Supplied material start

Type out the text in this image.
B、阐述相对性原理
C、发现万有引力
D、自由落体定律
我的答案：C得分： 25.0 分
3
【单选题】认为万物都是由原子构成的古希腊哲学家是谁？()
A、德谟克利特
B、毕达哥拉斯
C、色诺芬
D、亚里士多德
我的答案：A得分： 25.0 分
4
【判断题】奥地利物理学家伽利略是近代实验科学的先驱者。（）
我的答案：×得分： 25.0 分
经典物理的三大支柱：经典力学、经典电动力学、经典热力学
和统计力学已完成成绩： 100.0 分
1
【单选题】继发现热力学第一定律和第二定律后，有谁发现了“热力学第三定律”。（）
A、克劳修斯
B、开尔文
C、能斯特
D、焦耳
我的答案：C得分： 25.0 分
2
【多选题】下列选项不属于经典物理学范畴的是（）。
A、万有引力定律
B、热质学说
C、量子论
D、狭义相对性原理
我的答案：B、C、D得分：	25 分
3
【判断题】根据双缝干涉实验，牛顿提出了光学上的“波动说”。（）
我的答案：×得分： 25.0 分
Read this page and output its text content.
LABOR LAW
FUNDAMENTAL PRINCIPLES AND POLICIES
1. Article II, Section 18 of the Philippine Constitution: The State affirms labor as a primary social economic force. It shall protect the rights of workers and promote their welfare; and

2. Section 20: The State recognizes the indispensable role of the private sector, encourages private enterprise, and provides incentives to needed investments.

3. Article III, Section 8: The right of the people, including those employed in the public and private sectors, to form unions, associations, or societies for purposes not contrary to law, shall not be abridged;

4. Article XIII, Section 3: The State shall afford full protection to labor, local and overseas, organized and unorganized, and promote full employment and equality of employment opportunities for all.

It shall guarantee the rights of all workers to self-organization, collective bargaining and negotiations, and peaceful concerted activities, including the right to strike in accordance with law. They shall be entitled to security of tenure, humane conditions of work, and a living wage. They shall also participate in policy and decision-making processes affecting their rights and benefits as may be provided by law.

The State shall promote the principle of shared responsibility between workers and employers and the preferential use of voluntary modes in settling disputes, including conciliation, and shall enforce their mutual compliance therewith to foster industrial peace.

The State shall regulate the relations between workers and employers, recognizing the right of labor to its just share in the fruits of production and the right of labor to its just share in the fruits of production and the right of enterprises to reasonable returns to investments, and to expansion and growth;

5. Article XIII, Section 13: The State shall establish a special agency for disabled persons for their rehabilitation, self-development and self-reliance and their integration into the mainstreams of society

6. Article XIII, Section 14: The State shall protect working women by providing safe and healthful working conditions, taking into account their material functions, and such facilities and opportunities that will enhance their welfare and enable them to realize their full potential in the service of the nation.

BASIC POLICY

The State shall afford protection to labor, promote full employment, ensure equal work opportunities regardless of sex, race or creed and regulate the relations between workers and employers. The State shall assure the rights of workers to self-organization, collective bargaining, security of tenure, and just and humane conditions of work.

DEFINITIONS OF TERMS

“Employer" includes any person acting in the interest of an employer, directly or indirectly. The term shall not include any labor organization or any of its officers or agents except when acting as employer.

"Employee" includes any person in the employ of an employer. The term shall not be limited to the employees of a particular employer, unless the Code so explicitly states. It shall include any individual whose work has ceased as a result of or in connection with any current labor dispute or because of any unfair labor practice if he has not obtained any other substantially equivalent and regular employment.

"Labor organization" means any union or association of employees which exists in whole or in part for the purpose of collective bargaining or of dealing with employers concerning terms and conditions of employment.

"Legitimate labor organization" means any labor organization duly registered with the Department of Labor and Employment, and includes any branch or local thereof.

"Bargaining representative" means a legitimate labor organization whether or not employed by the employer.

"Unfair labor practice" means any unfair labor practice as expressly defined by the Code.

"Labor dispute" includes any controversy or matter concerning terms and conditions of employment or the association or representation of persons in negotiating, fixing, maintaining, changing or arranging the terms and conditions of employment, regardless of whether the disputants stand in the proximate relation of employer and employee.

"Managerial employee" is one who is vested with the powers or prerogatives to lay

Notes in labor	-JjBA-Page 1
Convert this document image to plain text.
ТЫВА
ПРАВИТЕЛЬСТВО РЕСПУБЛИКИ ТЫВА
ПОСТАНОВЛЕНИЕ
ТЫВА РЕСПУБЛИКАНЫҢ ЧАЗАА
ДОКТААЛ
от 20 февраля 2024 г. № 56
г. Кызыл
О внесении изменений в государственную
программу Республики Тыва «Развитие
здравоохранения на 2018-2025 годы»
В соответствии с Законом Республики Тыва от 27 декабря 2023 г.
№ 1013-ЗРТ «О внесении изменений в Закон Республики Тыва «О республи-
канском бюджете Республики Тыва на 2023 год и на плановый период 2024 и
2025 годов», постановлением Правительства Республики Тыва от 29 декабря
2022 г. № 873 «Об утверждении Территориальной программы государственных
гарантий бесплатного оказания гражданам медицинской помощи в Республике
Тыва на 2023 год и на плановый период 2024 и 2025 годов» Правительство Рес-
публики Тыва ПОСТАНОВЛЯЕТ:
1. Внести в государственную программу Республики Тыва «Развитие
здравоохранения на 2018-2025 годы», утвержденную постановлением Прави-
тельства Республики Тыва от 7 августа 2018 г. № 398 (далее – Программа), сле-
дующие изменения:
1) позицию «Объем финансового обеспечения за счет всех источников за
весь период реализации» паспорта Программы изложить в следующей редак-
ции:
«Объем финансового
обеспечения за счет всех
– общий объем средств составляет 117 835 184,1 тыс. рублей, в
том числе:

Supplied material end

» **Task objective**: Copy every line of the data that holds the string "годов".

» **Answer to the problem**:
2025 годов», постановлением Правительства Республики Тыва от 29 декабря
Тыва на 2023 год и на плановый период 2024 и 2025 годов» Правительство Рес-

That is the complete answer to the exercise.